Show, in full, each line of the data that contains "başvurular".
-- START Extracted information --
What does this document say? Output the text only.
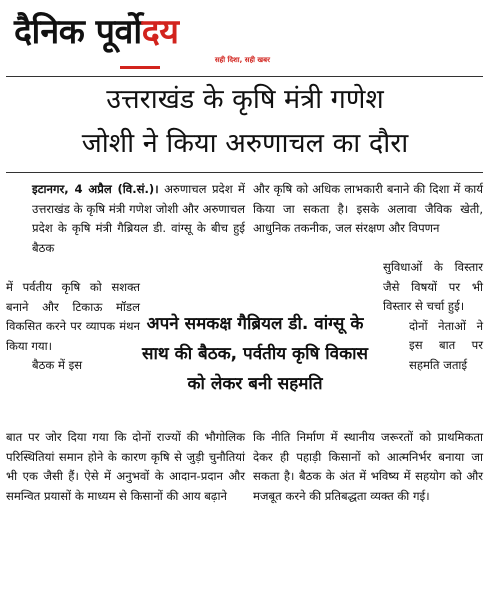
दैनिक पूर्वोदय
सही दिशा, सही खबर
उत्तराखंड के कृषि मंत्री गणेश
जोशी ने किया अरुणाचल का दौरा

इटानगर, 4 अप्रैल (वि.सं.)। अरुणाचल प्रदेश में उत्तराखंड के कृषि मंत्री गणेश जोशी और अरुणाचल प्रदेश के कृषि मंत्री गैब्रियल डी. वांग्सू के बीच हुई बैठक

में पर्वतीय कृषि को सशक्त बनाने और टिकाऊ मॉडल विकसित करने पर व्यापक मंथन किया गया।

बैठक में इस

और कृषि को अधिक लाभकारी बनाने की दिशा में कार्य किया जा सकता है। इसके अलावा जैविक खेती, आधुनिक तकनीक, जल संरक्षण और विपणन

सुविधाओं के विस्तार जैसे विषयों पर भी विस्तार से चर्चा हुई।

दोनों नेताओं ने इस बात पर सहमति जताई

अपने समकक्ष गैब्रियल डी. वांग्सू के साथ की बैठक, पर्वतीय कृषि विकास को लेकर बनी सहमति

बात पर जोर दिया गया कि दोनों राज्यों की भौगोलिक परिस्थितियां समान होने के कारण कृषि से जुड़ी चुनौतियां भी एक जैसी हैं। ऐसे में अनुभवों के आदान-प्रदान और समन्वित प्रयासों के माध्यम से किसानों की आय बढ़ाने

कि नीति निर्माण में स्थानीय जरूरतों को प्राथमिकता देकर ही पहाड़ी किसानों को आत्मनिर्भर बनाया जा सकता है। बैठक के अंत में भविष्य में सहयोग को और मजबूत करने की प्रतिबद्धता व्यक्त की गई।
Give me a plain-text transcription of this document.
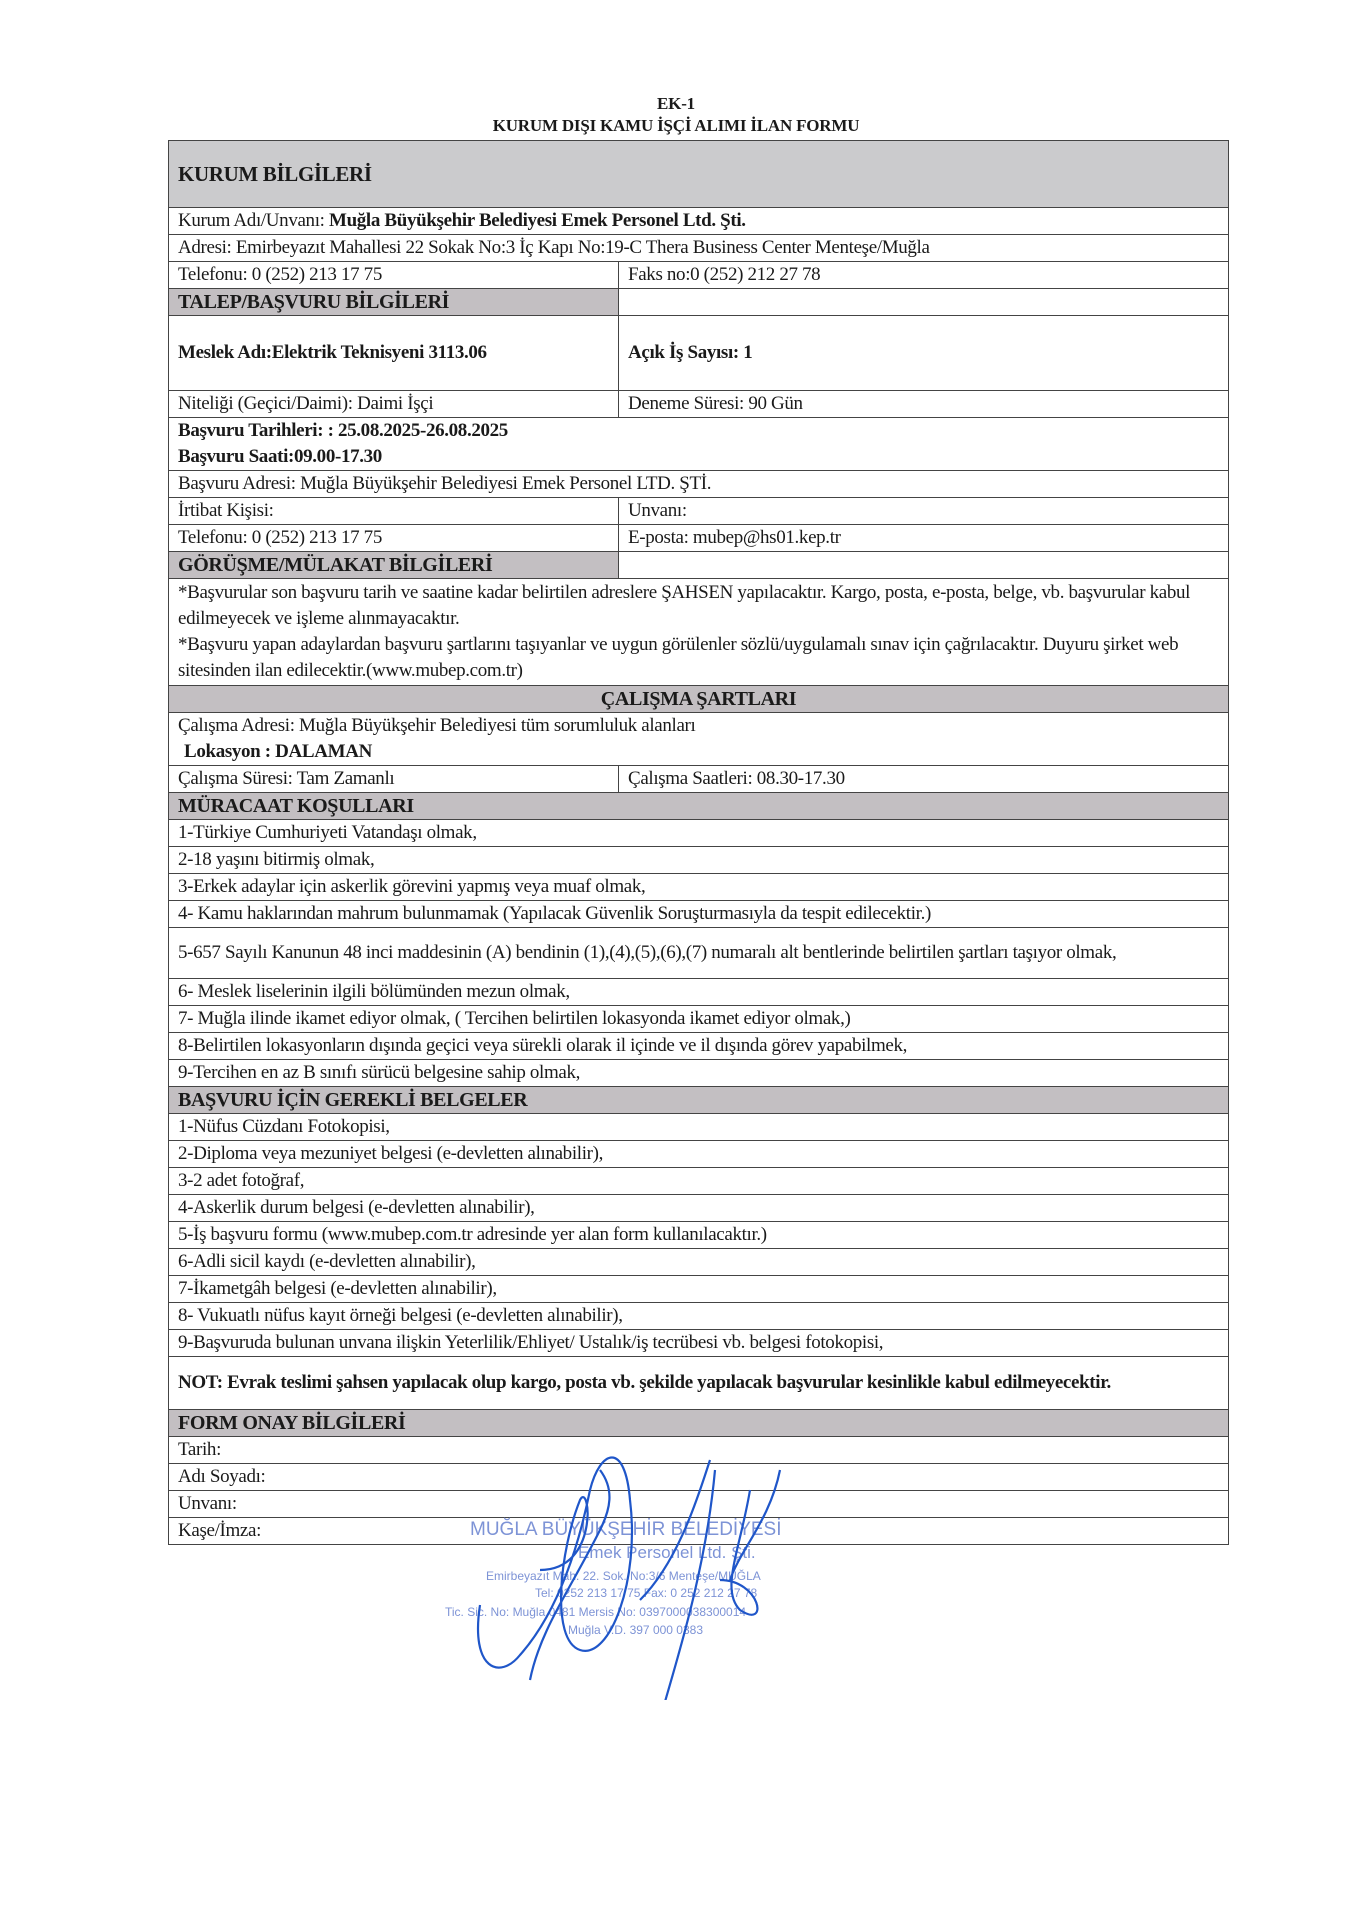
EK-1
KURUM DIŞI KAMU İŞÇİ ALIMI İLAN FORMU
KURUM BİLGİLERİ	
Kurum Adı/Unvanı: Muğla Büyükşehir Belediyesi Emek Personel Ltd. Şti.	
Adresi: Emirbeyazıt Mahallesi 22 Sokak No:3 İç Kapı No:19-C Thera Business Center Menteşe/Muğla	
Telefonu: 0 (252) 213 17 75	Faks no:0 (252) 212 27 78
TALEP/BAŞVURU BİLGİLERİ	
Meslek Adı:Elektrik Teknisyeni 3113.06	Açık İş Sayısı: 1
Niteliği (Geçici/Daimi): Daimi İşçi	Deneme Süresi: 90 Gün

Başvuru Tarihleri: : 25.08.2025-26.08.2025
Başvuru Saati:09.00-17.30	

Başvuru Adresi: Muğla Büyükşehir Belediyesi Emek Personel LTD. ŞTİ.	
İrtibat Kişisi:	Unvanı:
Telefonu: 0 (252) 213 17 75	E-posta: mubep@hs01.kep.tr
GÖRÜŞME/MÜLAKAT BİLGİLERİ	

*Başvurular son başvuru tarih ve saatine kadar belirtilen adreslere ŞAHSEN yapılacaktır. Kargo, posta, e-posta, belge, vb. başvurular kabul edilmeyecek ve işleme alınmayacaktır.
*Başvuru yapan adaylardan başvuru şartlarını taşıyanlar ve uygun görülenler sözlü/uygulamalı sınav için çağrılacaktır. Duyuru şirket web sitesinden ilan edilecektir.(www.mubep.com.tr)	

ÇALIŞMA ŞARTLARI	

Çalışma Adresi: Muğla Büyükşehir Belediyesi tüm sorumluluk alanları
Lokasyon : DALAMAN	

Çalışma Süresi: Tam Zamanlı	Çalışma Saatleri: 08.30-17.30
MÜRACAAT KOŞULLARI	
1-Türkiye Cumhuriyeti Vatandaşı olmak,	
2-18 yaşını bitirmiş olmak,	
3-Erkek adaylar için askerlik görevini yapmış veya muaf olmak,	
4- Kamu haklarından mahrum bulunmamak (Yapılacak Güvenlik Soruşturmasıyla da tespit edilecektir.)	
5-657 Sayılı Kanunun 48 inci maddesinin (A) bendinin (1),(4),(5),(6),(7) numaralı alt bentlerinde belirtilen şartları taşıyor olmak,	
6- Meslek liselerinin ilgili bölümünden mezun olmak,	
7- Muğla ilinde ikamet ediyor olmak, ( Tercihen belirtilen lokasyonda ikamet ediyor olmak,)	
8-Belirtilen lokasyonların dışında geçici veya sürekli olarak il içinde ve il dışında görev yapabilmek,	
9-Tercihen en az B sınıfı sürücü belgesine sahip olmak,	
BAŞVURU İÇİN GEREKLİ BELGELER	
1-Nüfus Cüzdanı Fotokopisi,	
2-Diploma veya mezuniyet belgesi (e-devletten alınabilir),	
3-2 adet fotoğraf,	
4-Askerlik durum belgesi (e-devletten alınabilir),	
5-İş başvuru formu (www.mubep.com.tr adresinde yer alan form kullanılacaktır.)	
6-Adli sicil kaydı (e-devletten alınabilir),	
7-İkametgâh belgesi (e-devletten alınabilir),	
8- Vukuatlı nüfus kayıt örneği belgesi (e-devletten alınabilir),	
9-Başvuruda bulunan unvana ilişkin Yeterlilik/Ehliyet/ Ustalık/iş tecrübesi vb. belgesi fotokopisi,	
NOT: Evrak teslimi şahsen yapılacak olup kargo, posta vb. şekilde yapılacak başvurular kesinlikle kabul edilmeyecektir.	
FORM ONAY BİLGİLERİ	
Tarih:	
Adı Soyadı:	
Unvanı:	
Kaşe/İmza:		MUĞLA BÜYÜKŞEHİR BELEDİYESİ
Emek Personel Ltd. Şti.
Emirbeyazıt Mah. 22. Sok. No:3/6 Menteşe/MUĞLA
Tel: 0252 213 17 75 Fax: 0 252 212 27 78
Tic. Sic. No: Muğla 0481 Mersis No: 0397000038300014
Muğla V.D. 397 000 0383
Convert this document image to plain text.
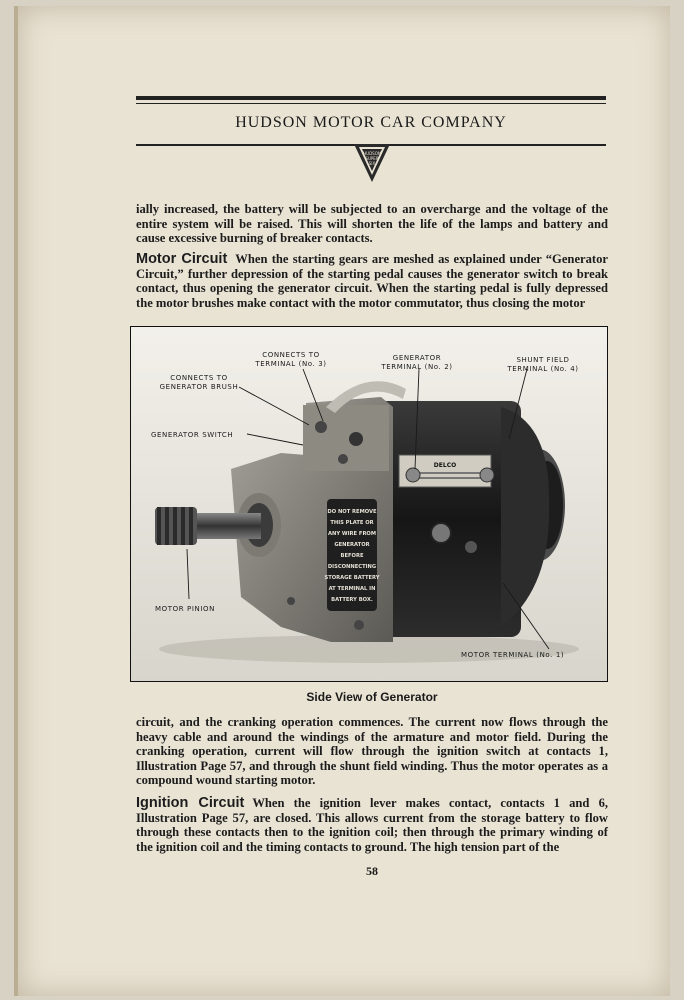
HUDSON MOTOR CAR COMPANY
HUDSON
SUPER
SIX

ially increased, the battery will be subjected to an overcharge and the voltage of the entire system will be raised. This will shorten the life of the lamps and battery and cause excessive burning of breaker contacts.

Motor Circuit When the starting gears are meshed as explained under “Generator Circuit,” further depression of the starting pedal causes the generator switch to break contact, thus opening the generator circuit. When the starting pedal is fully depressed the motor brushes make contact with the motor commutator, thus closing the motor

DO NOT REMOVE
THIS PLATE OR
ANY WIRE FROM
GENERATOR
BEFORE
DISCONNECTING
STORAGE BATTERY
AT TERMINAL IN
BATTERY BOX.
DELCO
CONNECTS TO
TERMINAL (No. 3)
GENERATOR
TERMINAL (No. 2)
SHUNT FIELD
TERMINAL (No. 4)
CONNECTS TO
GENERATOR BRUSH
GENERATOR SWITCH
MOTOR PINION
MOTOR TERMINAL (No. 1)
Side View of Generator

circuit, and the cranking operation commences. The current now flows through the heavy cable and around the windings of the armature and motor field. During the cranking operation, current will flow through the ignition switch at contacts 1, Illustration Page 57, and through the shunt field winding. Thus the motor operates as a compound wound starting motor.

Ignition Circuit When the ignition lever makes contact, contacts 1 and 6, Illustration Page 57, are closed. This allows current from the storage battery to flow through these contacts then to the ignition coil; then through the primary winding of the ignition coil and the timing contacts to ground. The high tension part of the

58
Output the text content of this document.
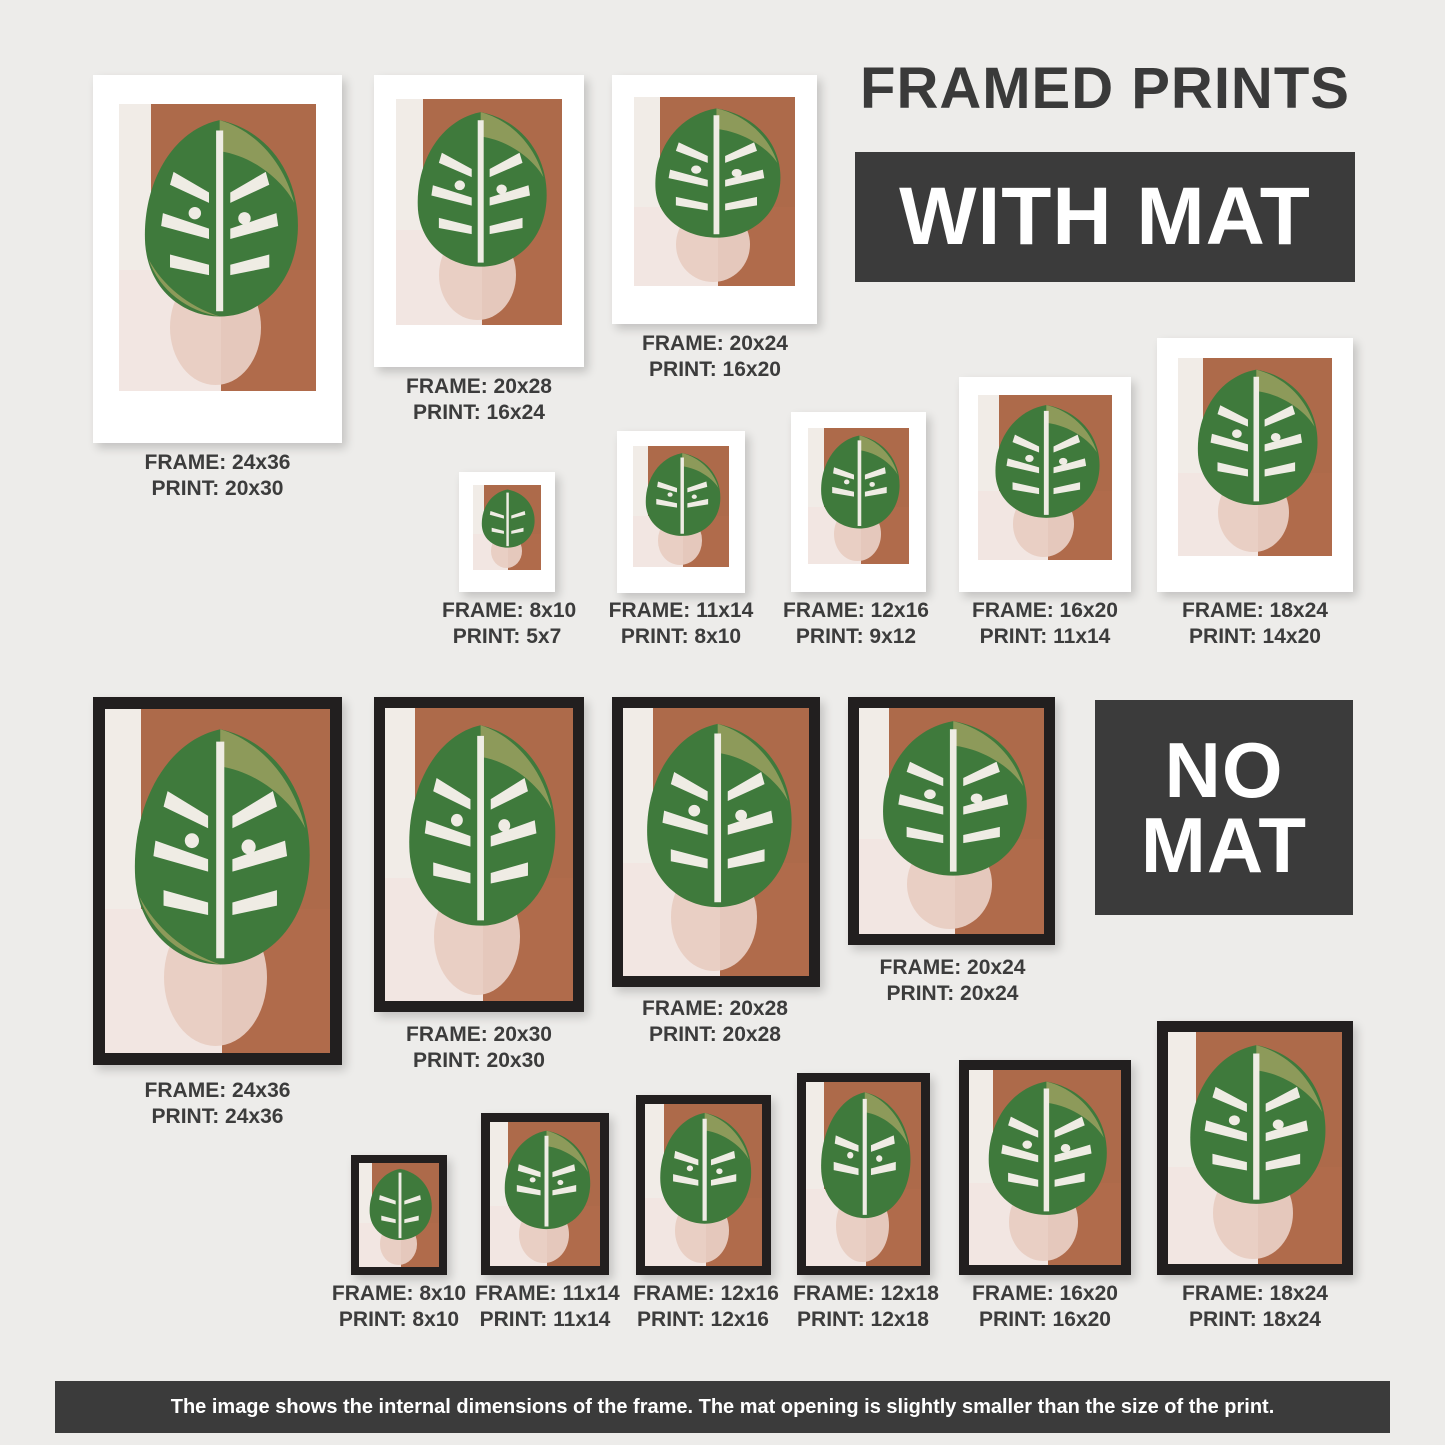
FRAMED PRINTS
WITH MAT
NO
MAT
FRAME: 24x36
PRINT: 20x30
FRAME: 20x28
PRINT: 16x24
FRAME: 20x24
PRINT: 16x20
FRAME: 8x10
PRINT: 5x7
FRAME: 11x14
PRINT: 8x10
FRAME: 12x16
PRINT: 9x12
FRAME: 16x20
PRINT: 11x14
FRAME: 18x24
PRINT: 14x20
FRAME: 24x36
PRINT: 24x36
FRAME: 20x30
PRINT: 20x30
FRAME: 20x28
PRINT: 20x28
FRAME: 20x24
PRINT: 20x24
FRAME: 8x10
PRINT: 8x10
FRAME: 11x14
PRINT: 11x14
FRAME: 12x16
PRINT: 12x16
FRAME: 12x18
PRINT: 12x18
FRAME: 16x20
PRINT: 16x20
FRAME: 18x24
PRINT: 18x24
The image shows the internal dimensions of the frame. The mat opening is slightly smaller than the size of the print.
-- END Extracted information --
Exercise response:
*Başvurular son başvuru tarih ve saatine kadar belirtilen adreslere ŞAHSEN yapılacaktır. Kargo, posta, e-posta, belge, vb. başvurular kabul edilmeyecek ve işleme alınmayacaktır.
NOT: Evrak teslimi şahsen yapılacak olup kargo, posta vb. şekilde yapılacak başvurular kesinlikle kabul edilmeyecektir.	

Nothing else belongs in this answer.